Read the data and repeat all of it exactly.
** Start Data shown **
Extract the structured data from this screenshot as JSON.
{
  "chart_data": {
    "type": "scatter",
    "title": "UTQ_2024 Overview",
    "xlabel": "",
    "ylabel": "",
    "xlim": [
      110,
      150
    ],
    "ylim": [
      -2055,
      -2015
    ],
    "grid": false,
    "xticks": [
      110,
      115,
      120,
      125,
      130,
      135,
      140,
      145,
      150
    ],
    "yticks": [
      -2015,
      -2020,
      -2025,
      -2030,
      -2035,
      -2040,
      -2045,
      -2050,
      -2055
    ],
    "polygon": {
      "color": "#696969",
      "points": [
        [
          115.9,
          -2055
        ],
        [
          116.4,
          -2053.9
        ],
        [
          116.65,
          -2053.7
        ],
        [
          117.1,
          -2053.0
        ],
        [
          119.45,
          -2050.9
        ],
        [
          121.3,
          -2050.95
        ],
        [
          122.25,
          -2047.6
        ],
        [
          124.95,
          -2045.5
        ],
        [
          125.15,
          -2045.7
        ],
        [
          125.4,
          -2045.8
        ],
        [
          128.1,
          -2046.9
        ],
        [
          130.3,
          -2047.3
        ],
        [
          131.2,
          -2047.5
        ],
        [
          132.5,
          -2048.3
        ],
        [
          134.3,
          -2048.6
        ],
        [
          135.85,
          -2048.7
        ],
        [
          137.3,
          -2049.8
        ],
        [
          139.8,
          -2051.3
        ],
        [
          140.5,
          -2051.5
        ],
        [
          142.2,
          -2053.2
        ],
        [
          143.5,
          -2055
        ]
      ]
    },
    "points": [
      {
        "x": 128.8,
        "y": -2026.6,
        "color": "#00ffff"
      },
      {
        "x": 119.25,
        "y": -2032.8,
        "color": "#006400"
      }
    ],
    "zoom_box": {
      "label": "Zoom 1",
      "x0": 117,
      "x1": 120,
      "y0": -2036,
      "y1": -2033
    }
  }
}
** End Data shown **
◆ **Exercise result**
Extract the structured data from this screenshot as JSON.
{
  "chart_data": {
    "type": "scatter",
    "title": "UTQ_2024 Overview",
    "xlabel": "",
    "ylabel": "",
    "xlim": [
      110,
      150
    ],
    "ylim": [
      -2055,
      -2015
    ],
    "grid": false,
    "xticks": [
      110,
      115,
      120,
      125,
      130,
      135,
      140,
      145,
      150
    ],
    "yticks": [
      -2015,
      -2020,
      -2025,
      -2030,
      -2035,
      -2040,
      -2045,
      -2050,
      -2055
    ],
    "polygon": {
      "color": "#696969",
      "points": [
        [
          115.9,
          -2055
        ],
        [
          116.4,
          -2053.9
        ],
        [
          116.65,
          -2053.7
        ],
        [
          117.1,
          -2053.0
        ],
        [
          119.45,
          -2050.9
        ],
        [
          121.3,
          -2050.95
        ],
        [
          122.25,
          -2047.6
        ],
        [
          124.95,
          -2045.5
        ],
        [
          125.15,
          -2045.7
        ],
        [
          125.4,
          -2045.8
        ],
        [
          128.1,
          -2046.9
        ],
        [
          130.3,
          -2047.3
        ],
        [
          131.2,
          -2047.5
        ],
        [
          132.5,
          -2048.3
        ],
        [
          134.3,
          -2048.6
        ],
        [
          135.85,
          -2048.7
        ],
        [
          137.3,
          -2049.8
        ],
        [
          139.8,
          -2051.3
        ],
        [
          140.5,
          -2051.5
        ],
        [
          142.2,
          -2053.2
        ],
        [
          143.5,
          -2055
        ]
      ]
    },
    "points": [
      {
        "x": 128.8,
        "y": -2026.6,
        "color": "#00ffff"
      },
      {
        "x": 119.25,
        "y": -2032.8,
        "color": "#006400"
      }
    ],
    "zoom_box": {
      "label": "Zoom 1",
      "x0": 117,
      "x1": 120,
      "y0": -2036,
      "y1": -2033
    }
  }
}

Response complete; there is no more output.